[start Data section]
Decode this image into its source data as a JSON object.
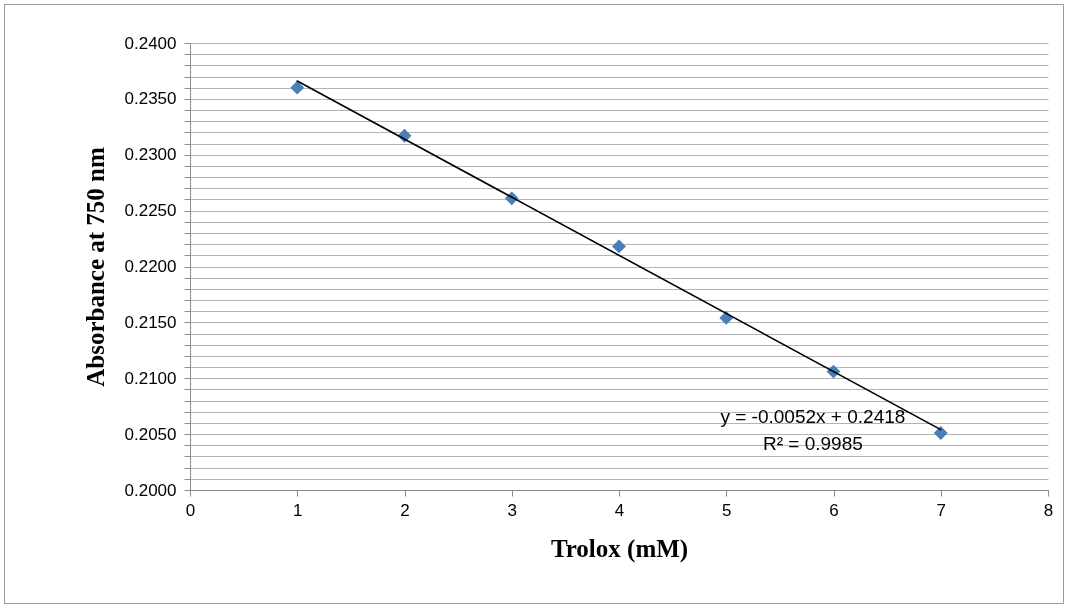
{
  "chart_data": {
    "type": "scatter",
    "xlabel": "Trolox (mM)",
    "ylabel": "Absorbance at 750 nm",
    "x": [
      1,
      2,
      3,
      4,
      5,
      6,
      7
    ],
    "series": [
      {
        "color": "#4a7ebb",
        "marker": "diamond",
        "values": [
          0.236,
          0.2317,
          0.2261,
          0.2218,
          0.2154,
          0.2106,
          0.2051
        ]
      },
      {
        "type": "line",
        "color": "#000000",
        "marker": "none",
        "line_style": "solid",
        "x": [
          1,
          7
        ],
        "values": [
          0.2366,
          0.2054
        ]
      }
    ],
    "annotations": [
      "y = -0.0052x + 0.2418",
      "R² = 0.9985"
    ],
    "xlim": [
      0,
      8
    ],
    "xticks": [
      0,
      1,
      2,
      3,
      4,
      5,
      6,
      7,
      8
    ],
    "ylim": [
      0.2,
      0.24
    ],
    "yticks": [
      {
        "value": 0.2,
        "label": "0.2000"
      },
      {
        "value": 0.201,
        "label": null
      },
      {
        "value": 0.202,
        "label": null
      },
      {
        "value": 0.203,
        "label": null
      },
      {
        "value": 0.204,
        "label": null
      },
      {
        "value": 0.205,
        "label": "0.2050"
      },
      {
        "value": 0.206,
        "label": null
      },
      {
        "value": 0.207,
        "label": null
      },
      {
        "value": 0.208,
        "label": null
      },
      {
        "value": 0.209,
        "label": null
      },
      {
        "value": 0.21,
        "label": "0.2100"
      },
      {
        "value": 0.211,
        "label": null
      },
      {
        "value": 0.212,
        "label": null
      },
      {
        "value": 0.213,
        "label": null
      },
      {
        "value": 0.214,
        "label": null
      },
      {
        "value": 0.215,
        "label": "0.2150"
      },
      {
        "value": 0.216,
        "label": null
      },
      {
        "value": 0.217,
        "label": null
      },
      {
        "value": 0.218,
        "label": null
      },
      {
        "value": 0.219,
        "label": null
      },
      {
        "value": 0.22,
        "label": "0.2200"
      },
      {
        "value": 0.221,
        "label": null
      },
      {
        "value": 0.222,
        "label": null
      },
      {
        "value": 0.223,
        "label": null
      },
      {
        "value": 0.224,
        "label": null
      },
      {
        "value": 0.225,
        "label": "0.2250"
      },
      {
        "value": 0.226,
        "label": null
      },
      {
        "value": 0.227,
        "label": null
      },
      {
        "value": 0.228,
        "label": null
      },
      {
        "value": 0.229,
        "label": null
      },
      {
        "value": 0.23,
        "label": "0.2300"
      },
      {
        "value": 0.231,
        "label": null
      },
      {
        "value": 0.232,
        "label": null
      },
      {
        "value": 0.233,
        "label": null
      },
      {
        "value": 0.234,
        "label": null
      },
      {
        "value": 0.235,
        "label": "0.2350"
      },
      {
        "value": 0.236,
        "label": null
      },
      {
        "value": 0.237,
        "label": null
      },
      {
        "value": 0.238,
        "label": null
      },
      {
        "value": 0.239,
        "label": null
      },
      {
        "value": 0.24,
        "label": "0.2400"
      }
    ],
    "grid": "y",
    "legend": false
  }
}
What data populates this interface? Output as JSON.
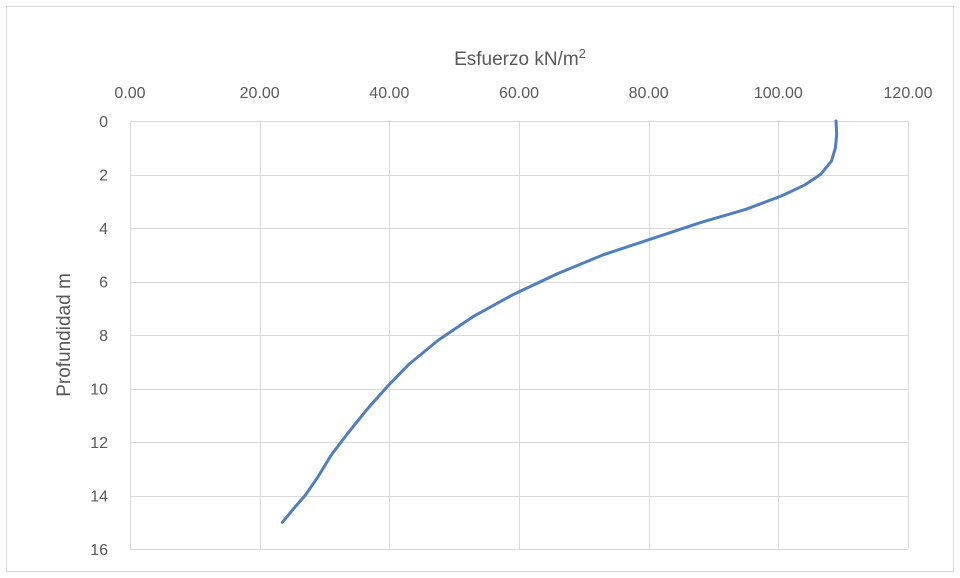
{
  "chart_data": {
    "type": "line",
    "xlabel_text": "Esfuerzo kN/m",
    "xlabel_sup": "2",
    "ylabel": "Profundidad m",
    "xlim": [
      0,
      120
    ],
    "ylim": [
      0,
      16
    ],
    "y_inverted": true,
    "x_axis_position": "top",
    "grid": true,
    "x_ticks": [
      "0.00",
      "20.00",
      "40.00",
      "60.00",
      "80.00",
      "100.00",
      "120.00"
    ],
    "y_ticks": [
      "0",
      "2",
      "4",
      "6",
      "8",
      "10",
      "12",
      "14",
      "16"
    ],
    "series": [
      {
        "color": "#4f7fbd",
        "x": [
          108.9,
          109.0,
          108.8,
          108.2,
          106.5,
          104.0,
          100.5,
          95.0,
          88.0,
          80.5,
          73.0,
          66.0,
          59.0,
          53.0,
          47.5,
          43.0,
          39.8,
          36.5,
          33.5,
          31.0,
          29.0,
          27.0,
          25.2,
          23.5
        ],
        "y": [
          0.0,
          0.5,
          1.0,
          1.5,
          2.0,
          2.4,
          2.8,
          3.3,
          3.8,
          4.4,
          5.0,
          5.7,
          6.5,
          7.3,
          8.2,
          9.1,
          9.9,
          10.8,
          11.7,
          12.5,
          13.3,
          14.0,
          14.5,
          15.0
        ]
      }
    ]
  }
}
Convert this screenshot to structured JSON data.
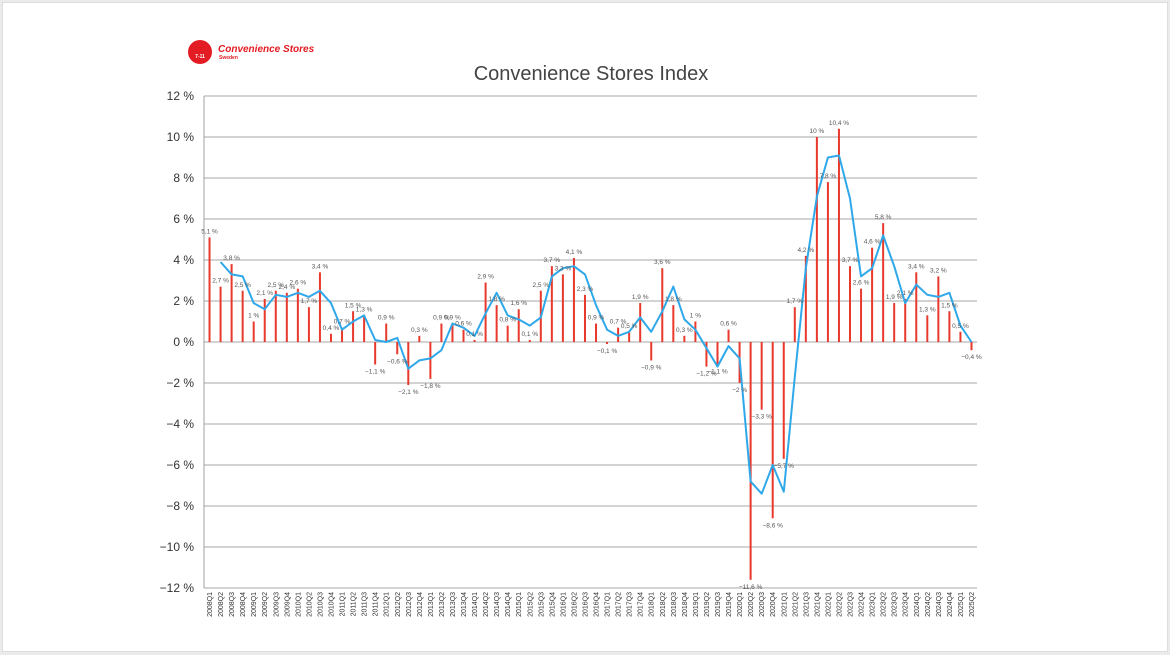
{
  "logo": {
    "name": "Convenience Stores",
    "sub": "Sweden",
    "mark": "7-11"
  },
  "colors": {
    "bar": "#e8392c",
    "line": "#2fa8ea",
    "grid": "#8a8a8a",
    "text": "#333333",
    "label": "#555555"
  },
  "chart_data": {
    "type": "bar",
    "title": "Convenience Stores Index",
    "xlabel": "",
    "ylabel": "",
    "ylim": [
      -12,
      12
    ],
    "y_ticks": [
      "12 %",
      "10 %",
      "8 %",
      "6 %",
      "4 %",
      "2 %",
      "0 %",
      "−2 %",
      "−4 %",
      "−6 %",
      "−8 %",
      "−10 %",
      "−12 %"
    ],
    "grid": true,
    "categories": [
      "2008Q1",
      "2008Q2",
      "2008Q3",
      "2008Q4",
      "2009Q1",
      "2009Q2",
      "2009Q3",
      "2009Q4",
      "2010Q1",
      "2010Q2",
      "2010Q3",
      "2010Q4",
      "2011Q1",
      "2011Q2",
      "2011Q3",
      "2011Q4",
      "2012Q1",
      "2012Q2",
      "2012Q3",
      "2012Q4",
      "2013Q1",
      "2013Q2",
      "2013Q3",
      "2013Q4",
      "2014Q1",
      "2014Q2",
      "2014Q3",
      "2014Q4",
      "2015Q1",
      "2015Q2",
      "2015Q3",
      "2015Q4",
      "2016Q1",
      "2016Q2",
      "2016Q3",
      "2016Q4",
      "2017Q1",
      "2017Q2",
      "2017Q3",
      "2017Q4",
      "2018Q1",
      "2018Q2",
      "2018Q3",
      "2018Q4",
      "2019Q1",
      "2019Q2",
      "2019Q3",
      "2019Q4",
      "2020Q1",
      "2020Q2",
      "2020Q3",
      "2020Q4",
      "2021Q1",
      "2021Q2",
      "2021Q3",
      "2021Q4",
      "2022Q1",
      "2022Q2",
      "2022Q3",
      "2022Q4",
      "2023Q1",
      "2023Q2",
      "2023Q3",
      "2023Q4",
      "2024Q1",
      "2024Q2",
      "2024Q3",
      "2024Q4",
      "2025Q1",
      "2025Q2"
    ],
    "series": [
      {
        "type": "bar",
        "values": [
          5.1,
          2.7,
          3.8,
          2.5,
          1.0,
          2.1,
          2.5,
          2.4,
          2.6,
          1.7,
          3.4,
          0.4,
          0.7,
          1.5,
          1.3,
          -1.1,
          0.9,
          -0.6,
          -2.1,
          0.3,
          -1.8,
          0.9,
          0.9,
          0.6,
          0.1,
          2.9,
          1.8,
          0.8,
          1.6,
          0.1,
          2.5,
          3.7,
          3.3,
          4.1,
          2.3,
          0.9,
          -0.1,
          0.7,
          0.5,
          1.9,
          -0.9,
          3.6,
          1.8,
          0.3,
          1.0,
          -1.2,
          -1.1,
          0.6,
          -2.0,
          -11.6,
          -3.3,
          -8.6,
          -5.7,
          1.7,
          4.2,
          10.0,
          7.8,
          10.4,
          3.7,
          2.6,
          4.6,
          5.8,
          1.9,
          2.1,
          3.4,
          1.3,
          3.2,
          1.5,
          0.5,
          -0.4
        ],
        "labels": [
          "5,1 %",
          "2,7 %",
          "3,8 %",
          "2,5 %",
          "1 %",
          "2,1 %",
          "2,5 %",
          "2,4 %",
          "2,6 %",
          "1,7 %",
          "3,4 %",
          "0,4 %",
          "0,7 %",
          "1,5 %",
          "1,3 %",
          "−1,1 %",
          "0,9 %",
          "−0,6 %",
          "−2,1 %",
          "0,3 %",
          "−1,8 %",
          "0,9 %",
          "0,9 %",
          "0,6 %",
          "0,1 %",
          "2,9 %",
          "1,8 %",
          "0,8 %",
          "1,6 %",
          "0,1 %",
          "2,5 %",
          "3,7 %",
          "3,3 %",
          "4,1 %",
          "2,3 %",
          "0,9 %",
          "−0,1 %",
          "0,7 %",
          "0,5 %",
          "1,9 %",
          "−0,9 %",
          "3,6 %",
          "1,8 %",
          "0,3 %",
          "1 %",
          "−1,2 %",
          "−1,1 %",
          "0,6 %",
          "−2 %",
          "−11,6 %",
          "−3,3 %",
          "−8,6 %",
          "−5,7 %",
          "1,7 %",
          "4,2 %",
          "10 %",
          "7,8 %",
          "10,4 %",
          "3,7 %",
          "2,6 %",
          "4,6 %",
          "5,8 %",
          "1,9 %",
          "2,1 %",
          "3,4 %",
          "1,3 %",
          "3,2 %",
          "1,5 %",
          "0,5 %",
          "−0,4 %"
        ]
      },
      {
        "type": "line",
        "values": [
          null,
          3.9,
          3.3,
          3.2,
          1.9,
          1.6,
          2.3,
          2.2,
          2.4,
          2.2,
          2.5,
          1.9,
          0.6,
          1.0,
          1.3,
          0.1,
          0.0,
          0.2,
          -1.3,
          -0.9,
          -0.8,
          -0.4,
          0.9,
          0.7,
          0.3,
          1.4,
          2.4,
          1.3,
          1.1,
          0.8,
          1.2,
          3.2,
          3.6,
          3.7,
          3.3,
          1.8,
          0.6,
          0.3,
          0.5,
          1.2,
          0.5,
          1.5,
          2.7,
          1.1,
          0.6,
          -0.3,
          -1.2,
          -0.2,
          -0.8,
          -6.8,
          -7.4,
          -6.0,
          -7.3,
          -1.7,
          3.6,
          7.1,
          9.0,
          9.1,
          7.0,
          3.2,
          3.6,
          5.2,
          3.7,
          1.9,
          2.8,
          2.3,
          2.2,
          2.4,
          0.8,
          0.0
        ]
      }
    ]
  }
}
[end Data section]
* Goal of the exercise
Each line in the data that holds the string "grid" should be found and copied.

* Solved exercise
    "grid": "y",
    "grid": true,
    "grid": "#8a8a8a",
    "grid": true,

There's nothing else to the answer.